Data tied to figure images
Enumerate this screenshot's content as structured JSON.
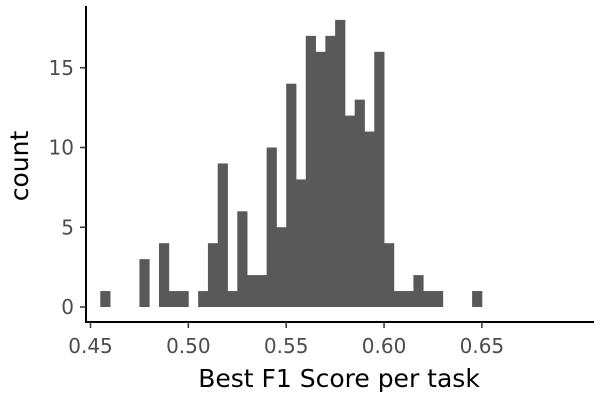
{
  "chart_data": {
    "type": "bar",
    "subtype": "histogram",
    "title": "",
    "xlabel": "Best F1 Score per task",
    "ylabel": "count",
    "xlim": [
      0.455,
      0.655
    ],
    "ylim": [
      0,
      18
    ],
    "xticks": [
      {
        "value": 0.45,
        "label": "0.45"
      },
      {
        "value": 0.5,
        "label": "0.50"
      },
      {
        "value": 0.55,
        "label": "0.55"
      },
      {
        "value": 0.6,
        "label": "0.60"
      },
      {
        "value": 0.65,
        "label": "0.65"
      }
    ],
    "yticks": [
      {
        "value": 0,
        "label": "0"
      },
      {
        "value": 5,
        "label": "5"
      },
      {
        "value": 10,
        "label": "10"
      },
      {
        "value": 15,
        "label": "15"
      }
    ],
    "grid": false,
    "bar_color": "#595959",
    "bin_width": 0.005,
    "bins": [
      {
        "x0": 0.455,
        "x1": 0.46,
        "count": 1
      },
      {
        "x0": 0.475,
        "x1": 0.48,
        "count": 3
      },
      {
        "x0": 0.485,
        "x1": 0.49,
        "count": 4
      },
      {
        "x0": 0.49,
        "x1": 0.495,
        "count": 1
      },
      {
        "x0": 0.495,
        "x1": 0.5,
        "count": 1
      },
      {
        "x0": 0.505,
        "x1": 0.51,
        "count": 1
      },
      {
        "x0": 0.51,
        "x1": 0.515,
        "count": 4
      },
      {
        "x0": 0.515,
        "x1": 0.52,
        "count": 9
      },
      {
        "x0": 0.52,
        "x1": 0.525,
        "count": 1
      },
      {
        "x0": 0.525,
        "x1": 0.53,
        "count": 6
      },
      {
        "x0": 0.53,
        "x1": 0.535,
        "count": 2
      },
      {
        "x0": 0.535,
        "x1": 0.54,
        "count": 2
      },
      {
        "x0": 0.54,
        "x1": 0.545,
        "count": 10
      },
      {
        "x0": 0.545,
        "x1": 0.55,
        "count": 5
      },
      {
        "x0": 0.55,
        "x1": 0.555,
        "count": 14
      },
      {
        "x0": 0.555,
        "x1": 0.56,
        "count": 8
      },
      {
        "x0": 0.56,
        "x1": 0.565,
        "count": 17
      },
      {
        "x0": 0.565,
        "x1": 0.57,
        "count": 16
      },
      {
        "x0": 0.57,
        "x1": 0.575,
        "count": 17
      },
      {
        "x0": 0.575,
        "x1": 0.58,
        "count": 18
      },
      {
        "x0": 0.58,
        "x1": 0.585,
        "count": 12
      },
      {
        "x0": 0.585,
        "x1": 0.59,
        "count": 13
      },
      {
        "x0": 0.59,
        "x1": 0.595,
        "count": 11
      },
      {
        "x0": 0.595,
        "x1": 0.6,
        "count": 16
      },
      {
        "x0": 0.6,
        "x1": 0.605,
        "count": 4
      },
      {
        "x0": 0.605,
        "x1": 0.61,
        "count": 1
      },
      {
        "x0": 0.61,
        "x1": 0.615,
        "count": 1
      },
      {
        "x0": 0.615,
        "x1": 0.62,
        "count": 2
      },
      {
        "x0": 0.62,
        "x1": 0.625,
        "count": 1
      },
      {
        "x0": 0.625,
        "x1": 0.63,
        "count": 1
      },
      {
        "x0": 0.645,
        "x1": 0.65,
        "count": 1
      }
    ]
  }
}
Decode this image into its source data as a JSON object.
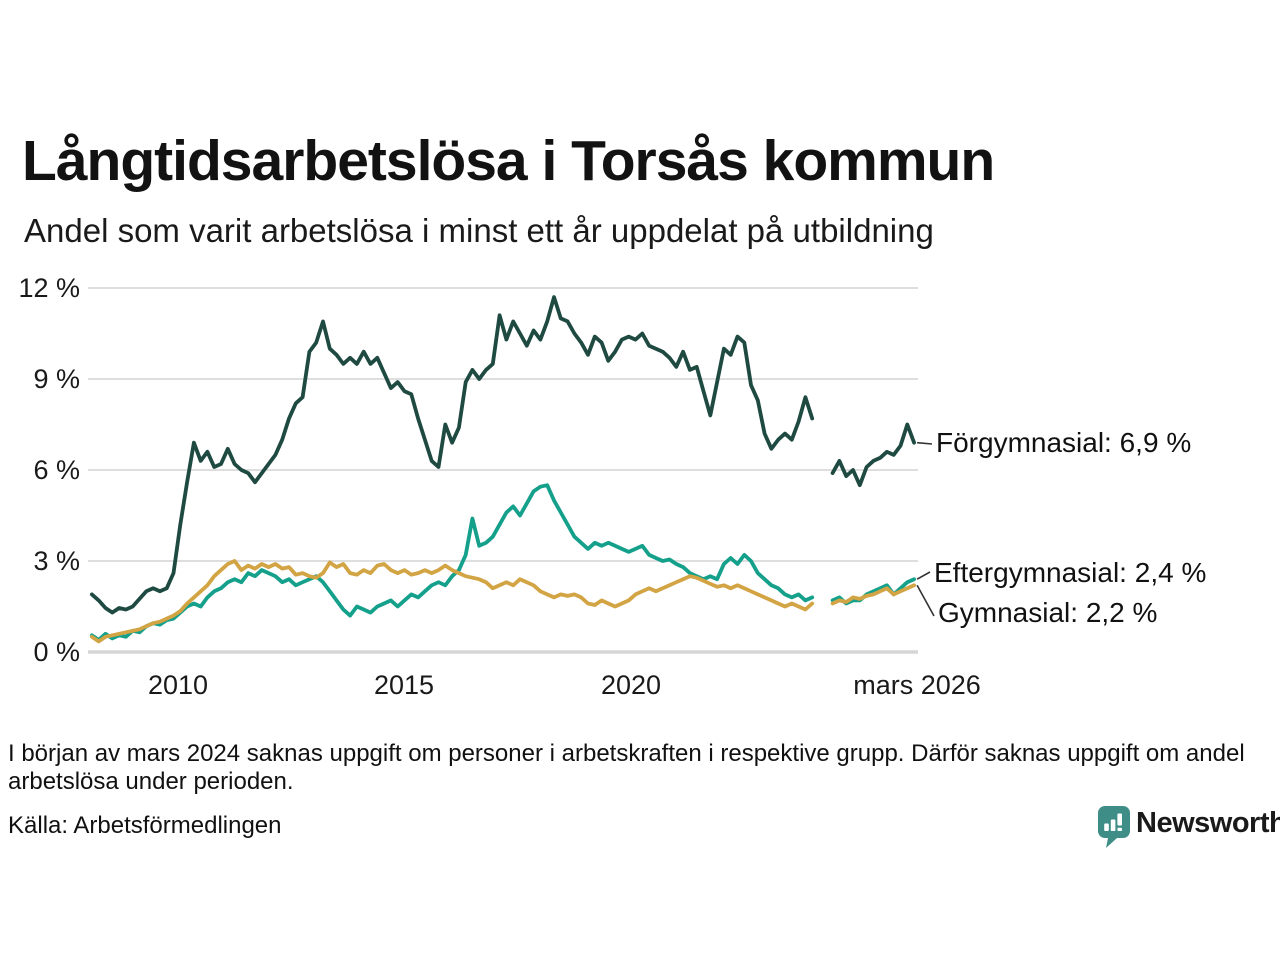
{
  "title": "Långtidsarbetslösa i Torsås kommun",
  "subtitle": "Andel som varit arbetslösa i minst ett år uppdelat på utbildning",
  "footnote": "I början av mars 2024 saknas uppgift om personer i arbetskraften i respektive grupp. Därför saknas uppgift om andel arbetslösa under perioden.",
  "source": "Källa: Arbetsförmedlingen",
  "branding": {
    "wordmark": "Newsworthy",
    "icon": "bar-chart-speech-bubble-icon",
    "color": "#3e8e87"
  },
  "colors": {
    "background": "#ffffff",
    "text": "#1a1a1a",
    "gridline": "#dedede",
    "zero_line": "#d6d6d6",
    "leader_line": "#333333"
  },
  "chart_data": {
    "type": "line",
    "title": "Långtidsarbetslösa i Torsås kommun",
    "subtitle": "Andel som varit arbetslösa i minst ett år uppdelat på utbildning",
    "xlabel": "",
    "ylabel": "",
    "grid": "horizontal-only",
    "legend_position": "right-end-labels",
    "x_start": 2008.1,
    "x_step": 0.15,
    "x_end_label_year": 2026.17,
    "data_gap": "mars 2024 (värden saknas)",
    "x_axis": {
      "ticks": [
        2010,
        2015,
        2020,
        2026.17
      ],
      "tick_labels": [
        "2010",
        "2015",
        "2020",
        "mars 2026"
      ]
    },
    "y_axis": {
      "ticks": [
        0,
        3,
        6,
        9,
        12
      ],
      "tick_labels": [
        "0 %",
        "3 %",
        "6 %",
        "9 %",
        "12 %"
      ],
      "range": [
        0,
        12.3
      ],
      "unit": "%"
    },
    "series": [
      {
        "name": "Förgymnasial",
        "label": "Förgymnasial: 6,9 %",
        "color": "#1f4a42",
        "values": [
          1.9,
          1.7,
          1.45,
          1.3,
          1.45,
          1.4,
          1.5,
          1.75,
          2.0,
          2.1,
          2.0,
          2.1,
          2.6,
          4.2,
          5.6,
          6.9,
          6.3,
          6.6,
          6.1,
          6.2,
          6.7,
          6.2,
          6.0,
          5.9,
          5.6,
          5.9,
          6.2,
          6.5,
          7.0,
          7.7,
          8.2,
          8.4,
          9.9,
          10.2,
          10.9,
          10.0,
          9.8,
          9.5,
          9.7,
          9.5,
          9.9,
          9.5,
          9.7,
          9.2,
          8.7,
          8.9,
          8.6,
          8.5,
          7.7,
          7.0,
          6.3,
          6.1,
          7.5,
          6.9,
          7.4,
          8.9,
          9.3,
          9.0,
          9.3,
          9.5,
          11.1,
          10.3,
          10.9,
          10.5,
          10.1,
          10.6,
          10.3,
          10.9,
          11.7,
          11.0,
          10.9,
          10.5,
          10.2,
          9.8,
          10.4,
          10.2,
          9.6,
          9.9,
          10.3,
          10.4,
          10.3,
          10.5,
          10.1,
          10.0,
          9.9,
          9.7,
          9.4,
          9.9,
          9.3,
          9.4,
          8.6,
          7.8,
          8.9,
          10.0,
          9.8,
          10.4,
          10.2,
          8.8,
          8.3,
          7.2,
          6.7,
          7.0,
          7.2,
          7.0,
          7.6,
          8.4,
          7.7,
          null,
          null,
          5.9,
          6.3,
          5.8,
          6.0,
          5.5,
          6.1,
          6.3,
          6.4,
          6.6,
          6.5,
          6.8,
          7.5,
          6.9
        ]
      },
      {
        "name": "Eftergymnasial",
        "label": "Eftergymnasial: 2,4 %",
        "color": "#14a08b",
        "values": [
          0.55,
          0.4,
          0.6,
          0.45,
          0.55,
          0.5,
          0.7,
          0.65,
          0.85,
          0.95,
          0.9,
          1.05,
          1.1,
          1.3,
          1.5,
          1.6,
          1.5,
          1.8,
          2.0,
          2.1,
          2.3,
          2.4,
          2.3,
          2.6,
          2.5,
          2.7,
          2.6,
          2.5,
          2.3,
          2.4,
          2.2,
          2.3,
          2.4,
          2.5,
          2.3,
          2.0,
          1.7,
          1.4,
          1.2,
          1.5,
          1.4,
          1.3,
          1.5,
          1.6,
          1.7,
          1.5,
          1.7,
          1.9,
          1.8,
          2.0,
          2.2,
          2.3,
          2.2,
          2.5,
          2.7,
          3.2,
          4.4,
          3.5,
          3.6,
          3.8,
          4.2,
          4.6,
          4.8,
          4.5,
          4.9,
          5.3,
          5.45,
          5.5,
          5.0,
          4.6,
          4.2,
          3.8,
          3.6,
          3.4,
          3.6,
          3.5,
          3.6,
          3.5,
          3.4,
          3.3,
          3.4,
          3.5,
          3.2,
          3.1,
          3.0,
          3.05,
          2.9,
          2.8,
          2.6,
          2.5,
          2.4,
          2.5,
          2.4,
          2.9,
          3.1,
          2.9,
          3.2,
          3.0,
          2.6,
          2.4,
          2.2,
          2.1,
          1.9,
          1.8,
          1.9,
          1.7,
          1.8,
          null,
          null,
          1.7,
          1.8,
          1.6,
          1.7,
          1.7,
          1.9,
          2.0,
          2.1,
          2.2,
          1.9,
          2.1,
          2.3,
          2.4
        ]
      },
      {
        "name": "Gymnasial",
        "label": "Gymnasial: 2,2 %",
        "color": "#d2a444",
        "values": [
          0.5,
          0.35,
          0.5,
          0.55,
          0.6,
          0.65,
          0.7,
          0.75,
          0.85,
          0.95,
          1.0,
          1.1,
          1.2,
          1.35,
          1.6,
          1.8,
          2.0,
          2.2,
          2.5,
          2.7,
          2.9,
          3.0,
          2.7,
          2.85,
          2.75,
          2.9,
          2.8,
          2.9,
          2.75,
          2.8,
          2.55,
          2.6,
          2.5,
          2.45,
          2.6,
          2.95,
          2.8,
          2.9,
          2.6,
          2.55,
          2.7,
          2.6,
          2.85,
          2.9,
          2.7,
          2.6,
          2.7,
          2.55,
          2.6,
          2.7,
          2.6,
          2.7,
          2.85,
          2.7,
          2.6,
          2.5,
          2.45,
          2.4,
          2.3,
          2.1,
          2.2,
          2.3,
          2.2,
          2.4,
          2.3,
          2.2,
          2.0,
          1.9,
          1.8,
          1.9,
          1.85,
          1.9,
          1.8,
          1.6,
          1.55,
          1.7,
          1.6,
          1.5,
          1.6,
          1.7,
          1.9,
          2.0,
          2.1,
          2.0,
          2.1,
          2.2,
          2.3,
          2.4,
          2.5,
          2.45,
          2.35,
          2.25,
          2.15,
          2.2,
          2.1,
          2.2,
          2.1,
          2.0,
          1.9,
          1.8,
          1.7,
          1.6,
          1.5,
          1.6,
          1.5,
          1.4,
          1.6,
          null,
          null,
          1.6,
          1.7,
          1.65,
          1.8,
          1.75,
          1.85,
          1.9,
          2.0,
          2.1,
          1.9,
          2.0,
          2.1,
          2.2
        ]
      }
    ]
  }
}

**YOUR TASK**
Track down every line of the material containing the string "saknas", and copy it.

**SOLUTION FOR THIS TASK**
  "footnote": "I början av mars 2024 saknas uppgift om personer i arbetskraften i respektive grupp. Därför saknas uppgift om andel arbetslösa under perioden.",
    "data_gap": "mars 2024 (värden saknas)",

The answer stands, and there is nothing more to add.